Repeat the records below exactly, leaving out any pictures.

### Material for this task
★ ★ ★ ★ ★
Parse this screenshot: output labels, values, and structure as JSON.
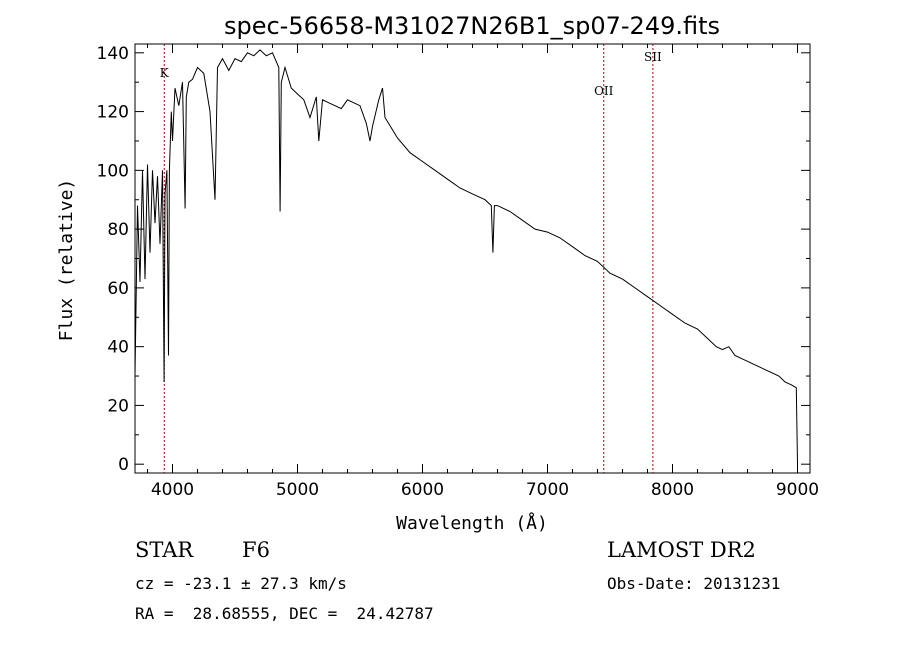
{
  "chart_data": {
    "type": "line",
    "title": "spec-56658-M31027N26B1_sp07-249.fits",
    "xlabel": "Wavelength (Å)",
    "ylabel": "Flux (relative)",
    "xlim": [
      3700,
      9100
    ],
    "ylim": [
      -3,
      143
    ],
    "xticks": [
      4000,
      5000,
      6000,
      7000,
      8000,
      9000
    ],
    "yticks": [
      0,
      20,
      40,
      60,
      80,
      100,
      120,
      140
    ],
    "grid": false,
    "line_color": "#000000",
    "marker_color": "#aa0000",
    "series": [
      {
        "x": [
          3700,
          3720,
          3740,
          3760,
          3780,
          3800,
          3820,
          3840,
          3860,
          3880,
          3900,
          3920,
          3933,
          3940,
          3955,
          3968,
          3975,
          3990,
          4000,
          4020,
          4050,
          4080,
          4101,
          4110,
          4130,
          4160,
          4200,
          4250,
          4300,
          4340,
          4360,
          4400,
          4450,
          4500,
          4550,
          4600,
          4650,
          4700,
          4750,
          4800,
          4850,
          4861,
          4870,
          4900,
          4950,
          5000,
          5050,
          5100,
          5150,
          5170,
          5200,
          5250,
          5300,
          5350,
          5400,
          5450,
          5500,
          5550,
          5580,
          5600,
          5650,
          5680,
          5700,
          5800,
          5900,
          6000,
          6100,
          6200,
          6300,
          6400,
          6500,
          6550,
          6563,
          6575,
          6600,
          6700,
          6800,
          6900,
          7000,
          7100,
          7200,
          7300,
          7400,
          7500,
          7600,
          7700,
          7800,
          7900,
          8000,
          8100,
          8200,
          8300,
          8350,
          8400,
          8450,
          8500,
          8550,
          8600,
          8650,
          8700,
          8750,
          8800,
          8850,
          8900,
          8950,
          8990,
          9000
        ],
        "y": [
          30,
          88,
          62,
          100,
          63,
          102,
          72,
          100,
          82,
          98,
          75,
          100,
          28,
          92,
          100,
          37,
          100,
          120,
          110,
          128,
          122,
          130,
          87,
          125,
          130,
          131,
          135,
          133,
          120,
          90,
          135,
          138,
          134,
          138,
          137,
          140,
          139,
          141,
          139,
          140,
          135,
          86,
          130,
          135,
          128,
          126,
          124,
          118,
          125,
          110,
          124,
          123,
          122,
          121,
          124,
          123,
          122,
          116,
          110,
          115,
          124,
          128,
          118,
          111,
          106,
          103,
          100,
          97,
          94,
          92,
          90,
          88,
          72,
          88,
          88,
          86,
          83,
          80,
          79,
          77,
          74,
          71,
          69,
          65,
          63,
          60,
          57,
          54,
          51,
          48,
          46,
          42,
          40,
          39,
          40,
          37,
          36,
          35,
          34,
          33,
          32,
          31,
          30,
          28,
          27,
          26,
          0
        ]
      }
    ],
    "line_markers": [
      {
        "label": "K",
        "x": 3934
      },
      {
        "label": "OII",
        "x": 7450
      },
      {
        "label": "SII",
        "x": 7843
      }
    ]
  },
  "info": {
    "object_class": "STAR",
    "subclass": "F6",
    "survey": "LAMOST DR2",
    "redshift": "cz = -23.1 ± 27.3 km/s",
    "obs_date": "Obs-Date: 20131231",
    "coords": "RA =  28.68555, DEC =  24.42787"
  }
}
★ ★ ★ ★ ★
### The output
Parse this screenshot: output labels, values, and structure as JSON.
{
  "chart_data": {
    "type": "line",
    "title": "spec-56658-M31027N26B1_sp07-249.fits",
    "xlabel": "Wavelength (Å)",
    "ylabel": "Flux (relative)",
    "xlim": [
      3700,
      9100
    ],
    "ylim": [
      -3,
      143
    ],
    "xticks": [
      4000,
      5000,
      6000,
      7000,
      8000,
      9000
    ],
    "yticks": [
      0,
      20,
      40,
      60,
      80,
      100,
      120,
      140
    ],
    "grid": false,
    "line_color": "#000000",
    "marker_color": "#aa0000",
    "series": [
      {
        "x": [
          3700,
          3720,
          3740,
          3760,
          3780,
          3800,
          3820,
          3840,
          3860,
          3880,
          3900,
          3920,
          3933,
          3940,
          3955,
          3968,
          3975,
          3990,
          4000,
          4020,
          4050,
          4080,
          4101,
          4110,
          4130,
          4160,
          4200,
          4250,
          4300,
          4340,
          4360,
          4400,
          4450,
          4500,
          4550,
          4600,
          4650,
          4700,
          4750,
          4800,
          4850,
          4861,
          4870,
          4900,
          4950,
          5000,
          5050,
          5100,
          5150,
          5170,
          5200,
          5250,
          5300,
          5350,
          5400,
          5450,
          5500,
          5550,
          5580,
          5600,
          5650,
          5680,
          5700,
          5800,
          5900,
          6000,
          6100,
          6200,
          6300,
          6400,
          6500,
          6550,
          6563,
          6575,
          6600,
          6700,
          6800,
          6900,
          7000,
          7100,
          7200,
          7300,
          7400,
          7500,
          7600,
          7700,
          7800,
          7900,
          8000,
          8100,
          8200,
          8300,
          8350,
          8400,
          8450,
          8500,
          8550,
          8600,
          8650,
          8700,
          8750,
          8800,
          8850,
          8900,
          8950,
          8990,
          9000
        ],
        "y": [
          30,
          88,
          62,
          100,
          63,
          102,
          72,
          100,
          82,
          98,
          75,
          100,
          28,
          92,
          100,
          37,
          100,
          120,
          110,
          128,
          122,
          130,
          87,
          125,
          130,
          131,
          135,
          133,
          120,
          90,
          135,
          138,
          134,
          138,
          137,
          140,
          139,
          141,
          139,
          140,
          135,
          86,
          130,
          135,
          128,
          126,
          124,
          118,
          125,
          110,
          124,
          123,
          122,
          121,
          124,
          123,
          122,
          116,
          110,
          115,
          124,
          128,
          118,
          111,
          106,
          103,
          100,
          97,
          94,
          92,
          90,
          88,
          72,
          88,
          88,
          86,
          83,
          80,
          79,
          77,
          74,
          71,
          69,
          65,
          63,
          60,
          57,
          54,
          51,
          48,
          46,
          42,
          40,
          39,
          40,
          37,
          36,
          35,
          34,
          33,
          32,
          31,
          30,
          28,
          27,
          26,
          0
        ]
      }
    ],
    "line_markers": [
      {
        "label": "K",
        "x": 3934
      },
      {
        "label": "OII",
        "x": 7450
      },
      {
        "label": "SII",
        "x": 7843
      }
    ]
  },
  "info": {
    "object_class": "STAR",
    "subclass": "F6",
    "survey": "LAMOST DR2",
    "redshift": "cz = -23.1 ± 27.3 km/s",
    "obs_date": "Obs-Date: 20131231",
    "coords": "RA =  28.68555, DEC =  24.42787"
  }
}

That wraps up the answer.